-- begin Dataset records --
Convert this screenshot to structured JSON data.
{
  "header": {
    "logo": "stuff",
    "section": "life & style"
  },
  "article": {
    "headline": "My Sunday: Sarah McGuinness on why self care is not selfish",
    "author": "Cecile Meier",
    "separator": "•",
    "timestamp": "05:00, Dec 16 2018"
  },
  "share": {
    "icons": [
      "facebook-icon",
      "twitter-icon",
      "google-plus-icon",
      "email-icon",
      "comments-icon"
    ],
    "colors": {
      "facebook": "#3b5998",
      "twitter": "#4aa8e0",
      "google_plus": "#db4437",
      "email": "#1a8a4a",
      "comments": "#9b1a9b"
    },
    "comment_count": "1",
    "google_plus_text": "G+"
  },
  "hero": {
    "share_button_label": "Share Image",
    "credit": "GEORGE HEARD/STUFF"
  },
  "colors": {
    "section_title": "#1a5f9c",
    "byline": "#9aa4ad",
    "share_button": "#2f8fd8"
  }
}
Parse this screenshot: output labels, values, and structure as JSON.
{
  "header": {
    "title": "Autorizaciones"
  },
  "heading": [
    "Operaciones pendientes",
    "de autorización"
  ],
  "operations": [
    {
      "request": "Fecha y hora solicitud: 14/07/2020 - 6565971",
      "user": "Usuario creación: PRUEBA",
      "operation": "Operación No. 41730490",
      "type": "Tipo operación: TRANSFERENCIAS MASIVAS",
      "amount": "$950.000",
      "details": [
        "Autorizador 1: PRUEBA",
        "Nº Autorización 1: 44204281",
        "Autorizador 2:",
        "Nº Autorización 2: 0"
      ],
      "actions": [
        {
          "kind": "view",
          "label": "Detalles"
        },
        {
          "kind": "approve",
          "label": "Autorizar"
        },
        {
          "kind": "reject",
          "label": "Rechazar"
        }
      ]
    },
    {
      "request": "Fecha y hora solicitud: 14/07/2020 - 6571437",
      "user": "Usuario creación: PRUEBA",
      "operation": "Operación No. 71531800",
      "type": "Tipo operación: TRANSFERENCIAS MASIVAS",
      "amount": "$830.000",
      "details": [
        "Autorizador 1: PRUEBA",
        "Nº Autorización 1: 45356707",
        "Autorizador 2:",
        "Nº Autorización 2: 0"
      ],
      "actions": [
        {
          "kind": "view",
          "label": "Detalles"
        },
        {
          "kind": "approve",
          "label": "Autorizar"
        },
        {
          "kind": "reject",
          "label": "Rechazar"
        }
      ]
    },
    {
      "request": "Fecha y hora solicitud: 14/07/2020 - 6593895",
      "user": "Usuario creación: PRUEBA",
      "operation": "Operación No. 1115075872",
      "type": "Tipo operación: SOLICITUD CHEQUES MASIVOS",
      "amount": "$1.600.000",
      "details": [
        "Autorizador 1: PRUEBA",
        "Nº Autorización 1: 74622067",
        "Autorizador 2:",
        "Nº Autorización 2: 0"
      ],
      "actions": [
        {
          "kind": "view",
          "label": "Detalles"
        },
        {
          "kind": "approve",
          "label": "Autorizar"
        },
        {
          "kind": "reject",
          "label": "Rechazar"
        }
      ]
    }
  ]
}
-- end Dataset records --
■ Task statement ■
Your task is to repeat the data exactly; please include every line.

■ Complete answer ■
Convert this screenshot to structured JSON data.
{
  "header": {
    "logo": "stuff",
    "section": "life & style"
  },
  "article": {
    "headline": "My Sunday: Sarah McGuinness on why self care is not selfish",
    "author": "Cecile Meier",
    "separator": "•",
    "timestamp": "05:00, Dec 16 2018"
  },
  "share": {
    "icons": [
      "facebook-icon",
      "twitter-icon",
      "google-plus-icon",
      "email-icon",
      "comments-icon"
    ],
    "colors": {
      "facebook": "#3b5998",
      "twitter": "#4aa8e0",
      "google_plus": "#db4437",
      "email": "#1a8a4a",
      "comments": "#9b1a9b"
    },
    "comment_count": "1",
    "google_plus_text": "G+"
  },
  "hero": {
    "share_button_label": "Share Image",
    "credit": "GEORGE HEARD/STUFF"
  },
  "colors": {
    "section_title": "#1a5f9c",
    "byline": "#9aa4ad",
    "share_button": "#2f8fd8"
  }
}
Parse this screenshot: output labels, values, and structure as JSON.
{
  "header": {
    "title": "Autorizaciones"
  },
  "heading": [
    "Operaciones pendientes",
    "de autorización"
  ],
  "operations": [
    {
      "request": "Fecha y hora solicitud: 14/07/2020 - 6565971",
      "user": "Usuario creación: PRUEBA",
      "operation": "Operación No. 41730490",
      "type": "Tipo operación: TRANSFERENCIAS MASIVAS",
      "amount": "$950.000",
      "details": [
        "Autorizador 1: PRUEBA",
        "Nº Autorización 1: 44204281",
        "Autorizador 2:",
        "Nº Autorización 2: 0"
      ],
      "actions": [
        {
          "kind": "view",
          "label": "Detalles"
        },
        {
          "kind": "approve",
          "label": "Autorizar"
        },
        {
          "kind": "reject",
          "label": "Rechazar"
        }
      ]
    },
    {
      "request": "Fecha y hora solicitud: 14/07/2020 - 6571437",
      "user": "Usuario creación: PRUEBA",
      "operation": "Operación No. 71531800",
      "type": "Tipo operación: TRANSFERENCIAS MASIVAS",
      "amount": "$830.000",
      "details": [
        "Autorizador 1: PRUEBA",
        "Nº Autorización 1: 45356707",
        "Autorizador 2:",
        "Nº Autorización 2: 0"
      ],
      "actions": [
        {
          "kind": "view",
          "label": "Detalles"
        },
        {
          "kind": "approve",
          "label": "Autorizar"
        },
        {
          "kind": "reject",
          "label": "Rechazar"
        }
      ]
    },
    {
      "request": "Fecha y hora solicitud: 14/07/2020 - 6593895",
      "user": "Usuario creación: PRUEBA",
      "operation": "Operación No. 1115075872",
      "type": "Tipo operación: SOLICITUD CHEQUES MASIVOS",
      "amount": "$1.600.000",
      "details": [
        "Autorizador 1: PRUEBA",
        "Nº Autorización 1: 74622067",
        "Autorizador 2:",
        "Nº Autorización 2: 0"
      ],
      "actions": [
        {
          "kind": "view",
          "label": "Detalles"
        },
        {
          "kind": "approve",
          "label": "Autorizar"
        },
        {
          "kind": "reject",
          "label": "Rechazar"
        }
      ]
    }
  ]
}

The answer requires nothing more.